» Material to process:
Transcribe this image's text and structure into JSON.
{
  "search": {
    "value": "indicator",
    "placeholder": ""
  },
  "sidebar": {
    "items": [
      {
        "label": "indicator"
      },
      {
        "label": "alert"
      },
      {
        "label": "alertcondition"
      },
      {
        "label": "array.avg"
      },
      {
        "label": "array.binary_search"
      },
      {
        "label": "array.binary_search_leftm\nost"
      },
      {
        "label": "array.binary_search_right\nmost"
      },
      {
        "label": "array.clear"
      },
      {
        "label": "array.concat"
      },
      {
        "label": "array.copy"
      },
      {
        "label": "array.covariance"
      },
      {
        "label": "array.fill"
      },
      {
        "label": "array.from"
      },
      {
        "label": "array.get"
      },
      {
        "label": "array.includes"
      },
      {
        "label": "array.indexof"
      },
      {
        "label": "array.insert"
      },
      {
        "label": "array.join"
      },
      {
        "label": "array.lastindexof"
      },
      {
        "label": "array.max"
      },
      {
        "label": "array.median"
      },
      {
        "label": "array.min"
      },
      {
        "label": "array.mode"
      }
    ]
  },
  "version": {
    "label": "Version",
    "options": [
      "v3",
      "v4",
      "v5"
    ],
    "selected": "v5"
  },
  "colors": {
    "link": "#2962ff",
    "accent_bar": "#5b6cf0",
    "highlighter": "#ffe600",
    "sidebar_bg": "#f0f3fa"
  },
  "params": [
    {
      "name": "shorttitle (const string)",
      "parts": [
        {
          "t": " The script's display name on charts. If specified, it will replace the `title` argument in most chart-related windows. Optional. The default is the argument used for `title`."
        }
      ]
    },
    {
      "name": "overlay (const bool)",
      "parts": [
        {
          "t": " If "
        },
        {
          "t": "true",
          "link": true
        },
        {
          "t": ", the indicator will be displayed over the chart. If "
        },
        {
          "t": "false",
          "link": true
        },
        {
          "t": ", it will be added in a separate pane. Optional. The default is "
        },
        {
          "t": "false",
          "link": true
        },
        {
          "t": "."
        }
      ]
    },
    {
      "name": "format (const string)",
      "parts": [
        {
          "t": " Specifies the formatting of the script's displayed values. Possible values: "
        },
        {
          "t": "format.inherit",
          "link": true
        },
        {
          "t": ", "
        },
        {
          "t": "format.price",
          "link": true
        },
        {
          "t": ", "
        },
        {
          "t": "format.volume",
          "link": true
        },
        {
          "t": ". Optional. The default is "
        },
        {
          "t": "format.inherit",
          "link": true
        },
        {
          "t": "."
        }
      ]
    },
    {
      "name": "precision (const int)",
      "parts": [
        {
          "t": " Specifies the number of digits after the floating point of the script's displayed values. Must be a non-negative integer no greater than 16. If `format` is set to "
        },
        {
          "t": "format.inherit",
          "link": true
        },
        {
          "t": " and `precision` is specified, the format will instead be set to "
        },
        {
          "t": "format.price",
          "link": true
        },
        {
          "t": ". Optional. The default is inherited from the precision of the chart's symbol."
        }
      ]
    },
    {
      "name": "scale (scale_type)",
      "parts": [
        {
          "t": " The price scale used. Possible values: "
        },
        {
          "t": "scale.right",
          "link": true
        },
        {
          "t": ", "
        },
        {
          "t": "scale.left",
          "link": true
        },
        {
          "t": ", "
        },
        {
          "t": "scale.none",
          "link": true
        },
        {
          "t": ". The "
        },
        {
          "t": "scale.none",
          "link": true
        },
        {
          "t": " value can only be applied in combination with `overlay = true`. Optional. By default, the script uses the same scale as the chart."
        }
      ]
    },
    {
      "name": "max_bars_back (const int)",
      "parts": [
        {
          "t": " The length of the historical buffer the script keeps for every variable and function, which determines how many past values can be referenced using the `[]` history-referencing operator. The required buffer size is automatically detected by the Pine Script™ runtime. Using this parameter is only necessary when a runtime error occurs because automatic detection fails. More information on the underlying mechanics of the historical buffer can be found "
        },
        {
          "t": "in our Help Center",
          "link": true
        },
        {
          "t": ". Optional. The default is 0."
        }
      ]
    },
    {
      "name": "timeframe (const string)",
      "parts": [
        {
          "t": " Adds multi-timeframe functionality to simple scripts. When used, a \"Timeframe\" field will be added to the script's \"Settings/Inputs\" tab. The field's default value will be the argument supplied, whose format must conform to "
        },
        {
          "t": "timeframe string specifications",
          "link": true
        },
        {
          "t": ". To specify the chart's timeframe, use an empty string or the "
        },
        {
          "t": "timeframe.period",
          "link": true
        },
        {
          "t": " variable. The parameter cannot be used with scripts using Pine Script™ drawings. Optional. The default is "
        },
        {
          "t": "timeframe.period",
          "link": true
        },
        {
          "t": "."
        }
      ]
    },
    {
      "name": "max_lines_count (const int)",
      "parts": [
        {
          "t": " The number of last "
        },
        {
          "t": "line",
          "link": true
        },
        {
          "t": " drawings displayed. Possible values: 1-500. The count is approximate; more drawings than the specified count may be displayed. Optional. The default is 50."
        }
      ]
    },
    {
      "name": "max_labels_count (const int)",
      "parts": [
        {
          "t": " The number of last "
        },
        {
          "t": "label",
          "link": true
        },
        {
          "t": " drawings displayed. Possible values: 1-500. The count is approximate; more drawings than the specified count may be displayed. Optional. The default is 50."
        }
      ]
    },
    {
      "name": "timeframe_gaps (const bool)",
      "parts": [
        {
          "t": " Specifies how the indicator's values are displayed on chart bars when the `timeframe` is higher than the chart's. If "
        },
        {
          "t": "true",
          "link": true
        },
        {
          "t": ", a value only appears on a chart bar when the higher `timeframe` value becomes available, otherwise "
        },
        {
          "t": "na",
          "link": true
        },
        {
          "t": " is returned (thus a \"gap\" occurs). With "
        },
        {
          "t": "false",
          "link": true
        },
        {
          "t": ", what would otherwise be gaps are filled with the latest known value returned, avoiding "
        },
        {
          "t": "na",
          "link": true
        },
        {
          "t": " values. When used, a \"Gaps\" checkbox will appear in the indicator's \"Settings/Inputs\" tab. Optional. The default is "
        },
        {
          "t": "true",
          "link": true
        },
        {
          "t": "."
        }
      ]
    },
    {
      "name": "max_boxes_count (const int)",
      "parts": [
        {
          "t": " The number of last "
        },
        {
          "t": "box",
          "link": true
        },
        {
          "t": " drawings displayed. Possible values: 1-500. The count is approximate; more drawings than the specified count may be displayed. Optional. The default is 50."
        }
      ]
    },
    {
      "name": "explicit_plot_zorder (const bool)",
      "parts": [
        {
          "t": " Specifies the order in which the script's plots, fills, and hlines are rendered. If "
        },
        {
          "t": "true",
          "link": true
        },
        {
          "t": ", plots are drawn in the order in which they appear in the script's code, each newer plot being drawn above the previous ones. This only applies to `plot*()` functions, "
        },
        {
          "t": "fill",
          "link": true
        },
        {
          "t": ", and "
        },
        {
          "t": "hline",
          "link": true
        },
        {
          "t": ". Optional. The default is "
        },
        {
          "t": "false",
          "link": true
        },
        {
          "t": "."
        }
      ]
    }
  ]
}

» Given exercise: Copy each line from the data above that includes "added".

» Final answer:
          "t": ", it will be added in a separate pane. Optional. The default is "
          "t": " Adds multi-timeframe functionality to simple scripts. When used, a \"Timeframe\" field will be added to the script's \"Settings/Inputs\" tab. The field's default value will be the argument supplied, whose format must conform to "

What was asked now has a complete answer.